-- BEGIN DATASET ROWS --
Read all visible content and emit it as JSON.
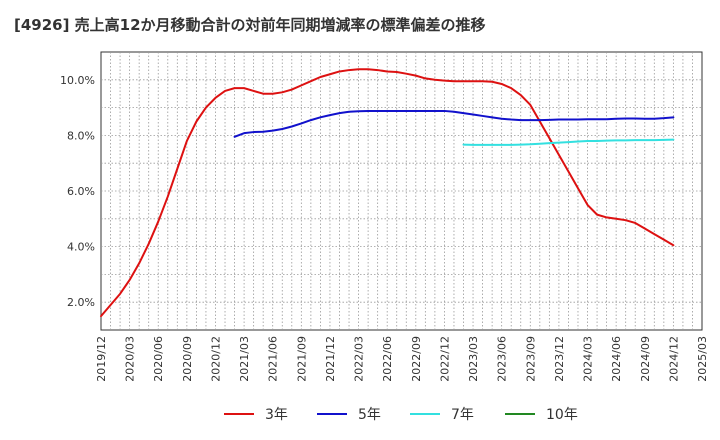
{
  "chart_data": {
    "type": "line",
    "title": "[4926]  売上高12か月移動合計の対前年同期増減率の標準偏差の推移",
    "xlabel": "",
    "ylabel": "",
    "x_tick_labels": [
      "2019/12",
      "2020/03",
      "2020/06",
      "2020/09",
      "2020/12",
      "2021/03",
      "2021/06",
      "2021/09",
      "2021/12",
      "2022/03",
      "2022/06",
      "2022/09",
      "2022/12",
      "2023/03",
      "2023/06",
      "2023/09",
      "2023/12",
      "2024/03",
      "2024/06",
      "2024/09",
      "2024/12",
      "2025/03"
    ],
    "y_ticks": [
      2.0,
      4.0,
      6.0,
      8.0,
      10.0
    ],
    "y_tick_labels": [
      "2.0%",
      "4.0%",
      "6.0%",
      "8.0%",
      "10.0%"
    ],
    "ylim": [
      1.0,
      11.0
    ],
    "xlim_months": [
      0,
      63
    ],
    "grid": true,
    "legend_position": "bottom",
    "series": [
      {
        "name": "3年",
        "color": "#dd1111",
        "x": [
          0,
          1,
          2,
          3,
          4,
          5,
          6,
          7,
          8,
          9,
          10,
          11,
          12,
          13,
          14,
          15,
          16,
          17,
          18,
          19,
          20,
          21,
          22,
          23,
          24,
          25,
          26,
          27,
          28,
          29,
          30,
          31,
          32,
          33,
          34,
          35,
          36,
          37,
          38,
          39,
          40,
          41,
          42,
          43,
          44,
          45,
          46,
          47,
          48,
          49,
          50,
          51,
          52,
          53,
          54,
          55,
          56,
          57,
          58,
          59,
          60
        ],
        "values": [
          1.5,
          1.9,
          2.3,
          2.8,
          3.4,
          4.1,
          4.9,
          5.8,
          6.8,
          7.8,
          8.5,
          9.0,
          9.35,
          9.6,
          9.7,
          9.7,
          9.6,
          9.5,
          9.5,
          9.55,
          9.65,
          9.8,
          9.95,
          10.1,
          10.2,
          10.3,
          10.35,
          10.38,
          10.38,
          10.35,
          10.3,
          10.28,
          10.22,
          10.15,
          10.05,
          10.0,
          9.97,
          9.95,
          9.95,
          9.95,
          9.95,
          9.93,
          9.85,
          9.7,
          9.45,
          9.1,
          8.5,
          7.9,
          7.3,
          6.7,
          6.1,
          5.5,
          5.15,
          5.05,
          5.0,
          4.95,
          4.85,
          4.65,
          4.45,
          4.25,
          4.05
        ]
      },
      {
        "name": "5年",
        "color": "#1111cc",
        "x": [
          14,
          15,
          16,
          17,
          18,
          19,
          20,
          21,
          22,
          23,
          24,
          25,
          26,
          27,
          28,
          29,
          30,
          31,
          32,
          33,
          34,
          35,
          36,
          37,
          38,
          39,
          40,
          41,
          42,
          43,
          44,
          45,
          46,
          47,
          48,
          49,
          50,
          51,
          52,
          53,
          54,
          55,
          56,
          57,
          58,
          59,
          60
        ],
        "values": [
          7.95,
          8.08,
          8.12,
          8.13,
          8.17,
          8.23,
          8.32,
          8.43,
          8.55,
          8.65,
          8.73,
          8.8,
          8.85,
          8.87,
          8.88,
          8.88,
          8.88,
          8.88,
          8.88,
          8.88,
          8.88,
          8.88,
          8.88,
          8.85,
          8.8,
          8.75,
          8.7,
          8.65,
          8.6,
          8.57,
          8.55,
          8.55,
          8.55,
          8.56,
          8.57,
          8.57,
          8.57,
          8.58,
          8.58,
          8.58,
          8.6,
          8.61,
          8.61,
          8.6,
          8.6,
          8.62,
          8.65
        ]
      },
      {
        "name": "7年",
        "color": "#33e0e0",
        "x": [
          38,
          39,
          40,
          41,
          42,
          43,
          44,
          45,
          46,
          47,
          48,
          49,
          50,
          51,
          52,
          53,
          54,
          55,
          56,
          57,
          58,
          59,
          60
        ],
        "values": [
          7.67,
          7.66,
          7.66,
          7.66,
          7.66,
          7.66,
          7.67,
          7.68,
          7.7,
          7.72,
          7.74,
          7.76,
          7.78,
          7.8,
          7.8,
          7.81,
          7.82,
          7.82,
          7.83,
          7.83,
          7.83,
          7.84,
          7.85
        ]
      },
      {
        "name": "10年",
        "color": "#228822",
        "x": [],
        "values": []
      }
    ]
  }
}
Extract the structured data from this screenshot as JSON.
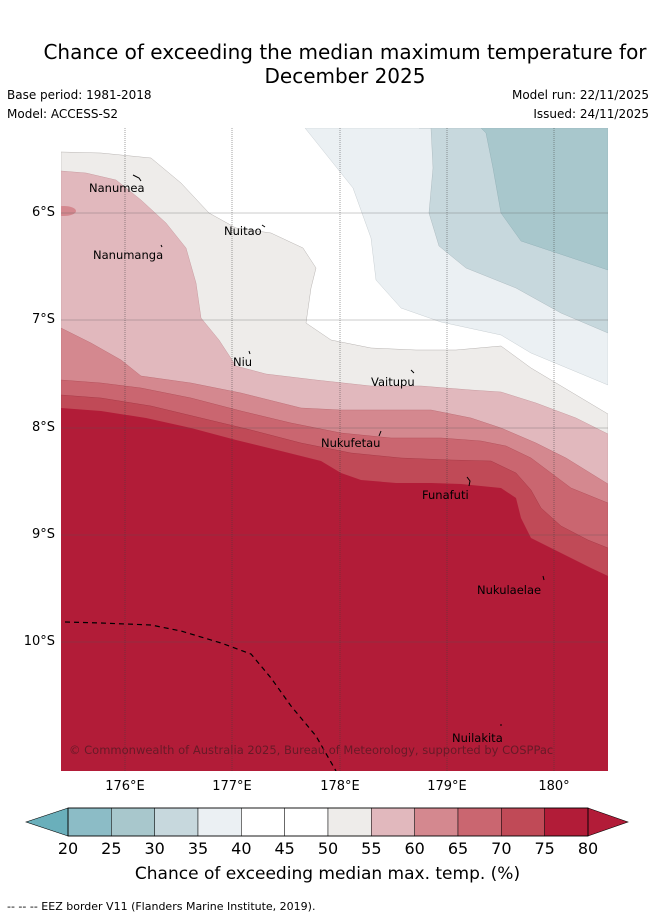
{
  "title_line1": "Chance of exceeding the median maximum temperature for",
  "title_line2": "December 2025",
  "base_period": "Base period: 1981-2018",
  "model": "Model: ACCESS-S2",
  "model_run": "Model run: 22/11/2025",
  "issued": "Issued: 24/11/2025",
  "lat_labels": [
    "6°S",
    "7°S",
    "8°S",
    "9°S",
    "10°S"
  ],
  "lon_labels": [
    "176°E",
    "177°E",
    "178°E",
    "179°E",
    "180°"
  ],
  "places": {
    "nanumea": "Nanumea",
    "nanumanga": "Nanumanga",
    "nuitao": "Nuitao",
    "niu": "Niu",
    "vaitupu": "Vaitupu",
    "nukufetau": "Nukufetau",
    "funafuti": "Funafuti",
    "nukulaelae": "Nukulaelae",
    "nuilakita": "Nuilakita"
  },
  "copyright": "© Commonwealth of Australia 2025, Bureau of Meteorology, supported by COSPPac",
  "colorbar": {
    "ticks": [
      "20",
      "25",
      "30",
      "35",
      "40",
      "45",
      "50",
      "55",
      "60",
      "65",
      "70",
      "75",
      "80"
    ],
    "colors": [
      "#6aafbb",
      "#8cbcc6",
      "#a8c7cc",
      "#c7d8dd",
      "#ebf0f3",
      "#ffffff",
      "#ffffff",
      "#eeecea",
      "#e1b8bd",
      "#d4888f",
      "#ca6670",
      "#c04a57",
      "#b21c38"
    ],
    "title": "Chance of exceeding median max. temp. (%)"
  },
  "footer": "--  --  -- EEZ border V11 (Flanders Marine Institute, 2019)."
}
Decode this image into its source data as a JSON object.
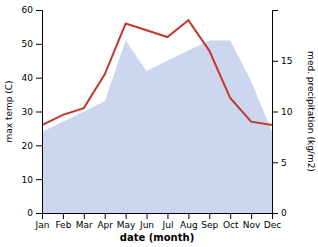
{
  "chart_data": {
    "type": "line",
    "xlabel": "date (month)",
    "ylabel": "max temp (C)",
    "y2label": "med. precipitation (kg/m2)",
    "categories": [
      "Jan",
      "Feb",
      "Mar",
      "Apr",
      "May",
      "Jun",
      "Jul",
      "Aug",
      "Sep",
      "Oct",
      "Nov",
      "Dec"
    ],
    "series": [
      {
        "type": "line",
        "color": "#c0392b",
        "values": [
          26,
          29,
          31,
          41,
          56,
          54,
          52,
          57,
          48,
          34,
          27,
          26
        ]
      },
      {
        "type": "area",
        "color": "#b8c4e8",
        "axis": "y2",
        "values": [
          8,
          9,
          10,
          11,
          17,
          14,
          15,
          16,
          17,
          17,
          13,
          8
        ]
      }
    ],
    "ylim": [
      0,
      60
    ],
    "yticks": [
      0,
      10,
      20,
      30,
      40,
      50,
      60
    ],
    "y2lim": [
      0,
      20
    ],
    "y2ticks": [
      0,
      5,
      10,
      15
    ],
    "grid": false
  }
}
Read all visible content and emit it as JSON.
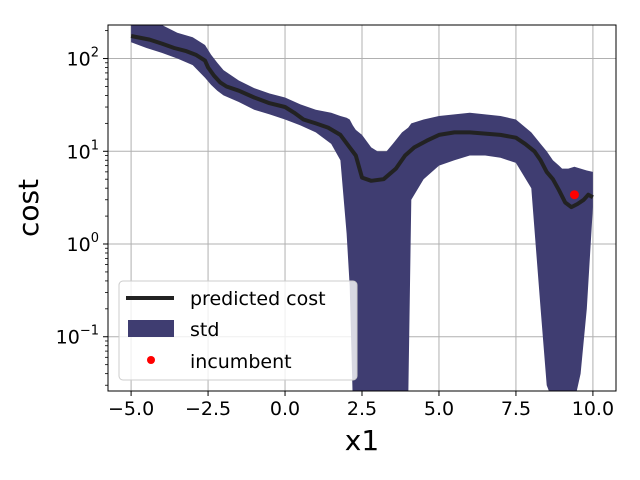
-- END DATASET ROWS --
■ **PROBLEM STATEMENT**:
All preceding records should be duplicated verbatim, images excepted.

■ **TASK SOLUTION**:
Read all visible content and emit it as JSON.
{
  "chart_data": {
    "type": "line",
    "title": "[4926]  売上高12か月移動合計の対前年同期増減率の標準偏差の推移",
    "xlabel": "",
    "ylabel": "",
    "x_tick_labels": [
      "2019/12",
      "2020/03",
      "2020/06",
      "2020/09",
      "2020/12",
      "2021/03",
      "2021/06",
      "2021/09",
      "2021/12",
      "2022/03",
      "2022/06",
      "2022/09",
      "2022/12",
      "2023/03",
      "2023/06",
      "2023/09",
      "2023/12",
      "2024/03",
      "2024/06",
      "2024/09",
      "2024/12",
      "2025/03"
    ],
    "y_ticks": [
      2.0,
      4.0,
      6.0,
      8.0,
      10.0
    ],
    "y_tick_labels": [
      "2.0%",
      "4.0%",
      "6.0%",
      "8.0%",
      "10.0%"
    ],
    "ylim": [
      1.0,
      11.0
    ],
    "xlim_months": [
      0,
      63
    ],
    "grid": true,
    "legend_position": "bottom",
    "series": [
      {
        "name": "3年",
        "color": "#dd1111",
        "x": [
          0,
          1,
          2,
          3,
          4,
          5,
          6,
          7,
          8,
          9,
          10,
          11,
          12,
          13,
          14,
          15,
          16,
          17,
          18,
          19,
          20,
          21,
          22,
          23,
          24,
          25,
          26,
          27,
          28,
          29,
          30,
          31,
          32,
          33,
          34,
          35,
          36,
          37,
          38,
          39,
          40,
          41,
          42,
          43,
          44,
          45,
          46,
          47,
          48,
          49,
          50,
          51,
          52,
          53,
          54,
          55,
          56,
          57,
          58,
          59,
          60
        ],
        "values": [
          1.5,
          1.9,
          2.3,
          2.8,
          3.4,
          4.1,
          4.9,
          5.8,
          6.8,
          7.8,
          8.5,
          9.0,
          9.35,
          9.6,
          9.7,
          9.7,
          9.6,
          9.5,
          9.5,
          9.55,
          9.65,
          9.8,
          9.95,
          10.1,
          10.2,
          10.3,
          10.35,
          10.38,
          10.38,
          10.35,
          10.3,
          10.28,
          10.22,
          10.15,
          10.05,
          10.0,
          9.97,
          9.95,
          9.95,
          9.95,
          9.95,
          9.93,
          9.85,
          9.7,
          9.45,
          9.1,
          8.5,
          7.9,
          7.3,
          6.7,
          6.1,
          5.5,
          5.15,
          5.05,
          5.0,
          4.95,
          4.85,
          4.65,
          4.45,
          4.25,
          4.05
        ]
      },
      {
        "name": "5年",
        "color": "#1111cc",
        "x": [
          14,
          15,
          16,
          17,
          18,
          19,
          20,
          21,
          22,
          23,
          24,
          25,
          26,
          27,
          28,
          29,
          30,
          31,
          32,
          33,
          34,
          35,
          36,
          37,
          38,
          39,
          40,
          41,
          42,
          43,
          44,
          45,
          46,
          47,
          48,
          49,
          50,
          51,
          52,
          53,
          54,
          55,
          56,
          57,
          58,
          59,
          60
        ],
        "values": [
          7.95,
          8.08,
          8.12,
          8.13,
          8.17,
          8.23,
          8.32,
          8.43,
          8.55,
          8.65,
          8.73,
          8.8,
          8.85,
          8.87,
          8.88,
          8.88,
          8.88,
          8.88,
          8.88,
          8.88,
          8.88,
          8.88,
          8.88,
          8.85,
          8.8,
          8.75,
          8.7,
          8.65,
          8.6,
          8.57,
          8.55,
          8.55,
          8.55,
          8.56,
          8.57,
          8.57,
          8.57,
          8.58,
          8.58,
          8.58,
          8.6,
          8.61,
          8.61,
          8.6,
          8.6,
          8.62,
          8.65
        ]
      },
      {
        "name": "7年",
        "color": "#33e0e0",
        "x": [
          38,
          39,
          40,
          41,
          42,
          43,
          44,
          45,
          46,
          47,
          48,
          49,
          50,
          51,
          52,
          53,
          54,
          55,
          56,
          57,
          58,
          59,
          60
        ],
        "values": [
          7.67,
          7.66,
          7.66,
          7.66,
          7.66,
          7.66,
          7.67,
          7.68,
          7.7,
          7.72,
          7.74,
          7.76,
          7.78,
          7.8,
          7.8,
          7.81,
          7.82,
          7.82,
          7.83,
          7.83,
          7.83,
          7.84,
          7.85
        ]
      },
      {
        "name": "10年",
        "color": "#228822",
        "x": [],
        "values": []
      }
    ]
  }
}
Extract the structured data from this screenshot as JSON.
{
  "title_line1": "Chance of exceeding the median maximum temperature for",
  "title_line2": "December 2025",
  "base_period": "Base period: 1981-2018",
  "model": "Model: ACCESS-S2",
  "model_run": "Model run: 22/11/2025",
  "issued": "Issued: 24/11/2025",
  "lat_labels": [
    "6°S",
    "7°S",
    "8°S",
    "9°S",
    "10°S"
  ],
  "lon_labels": [
    "176°E",
    "177°E",
    "178°E",
    "179°E",
    "180°"
  ],
  "places": {
    "nanumea": "Nanumea",
    "nanumanga": "Nanumanga",
    "nuitao": "Nuitao",
    "niu": "Niu",
    "vaitupu": "Vaitupu",
    "nukufetau": "Nukufetau",
    "funafuti": "Funafuti",
    "nukulaelae": "Nukulaelae",
    "nuilakita": "Nuilakita"
  },
  "copyright": "© Commonwealth of Australia 2025, Bureau of Meteorology, supported by COSPPac",
  "colorbar": {
    "ticks": [
      "20",
      "25",
      "30",
      "35",
      "40",
      "45",
      "50",
      "55",
      "60",
      "65",
      "70",
      "75",
      "80"
    ],
    "colors": [
      "#6aafbb",
      "#8cbcc6",
      "#a8c7cc",
      "#c7d8dd",
      "#ebf0f3",
      "#ffffff",
      "#ffffff",
      "#eeecea",
      "#e1b8bd",
      "#d4888f",
      "#ca6670",
      "#c04a57",
      "#b21c38"
    ],
    "title": "Chance of exceeding median max. temp. (%)"
  },
  "footer": "--  --  -- EEZ border V11 (Flanders Marine Institute, 2019)."
}
Decode this image into its source data as a JSON object.
{
  "chart_data": {
    "type": "line",
    "xlabel": "date (month)",
    "ylabel": "max temp (C)",
    "y2label": "med. precipitation (kg/m2)",
    "categories": [
      "Jan",
      "Feb",
      "Mar",
      "Apr",
      "May",
      "Jun",
      "Jul",
      "Aug",
      "Sep",
      "Oct",
      "Nov",
      "Dec"
    ],
    "series": [
      {
        "type": "line",
        "color": "#c0392b",
        "values": [
          26,
          29,
          31,
          41,
          56,
          54,
          52,
          57,
          48,
          34,
          27,
          26
        ]
      },
      {
        "type": "area",
        "color": "#b8c4e8",
        "axis": "y2",
        "values": [
          8,
          9,
          10,
          11,
          17,
          14,
          15,
          16,
          17,
          17,
          13,
          8
        ]
      }
    ],
    "ylim": [
      0,
      60
    ],
    "yticks": [
      0,
      10,
      20,
      30,
      40,
      50,
      60
    ],
    "y2lim": [
      0,
      20
    ],
    "y2ticks": [
      0,
      5,
      10,
      15
    ],
    "grid": false
  }
}
Read all visible content and emit it as JSON.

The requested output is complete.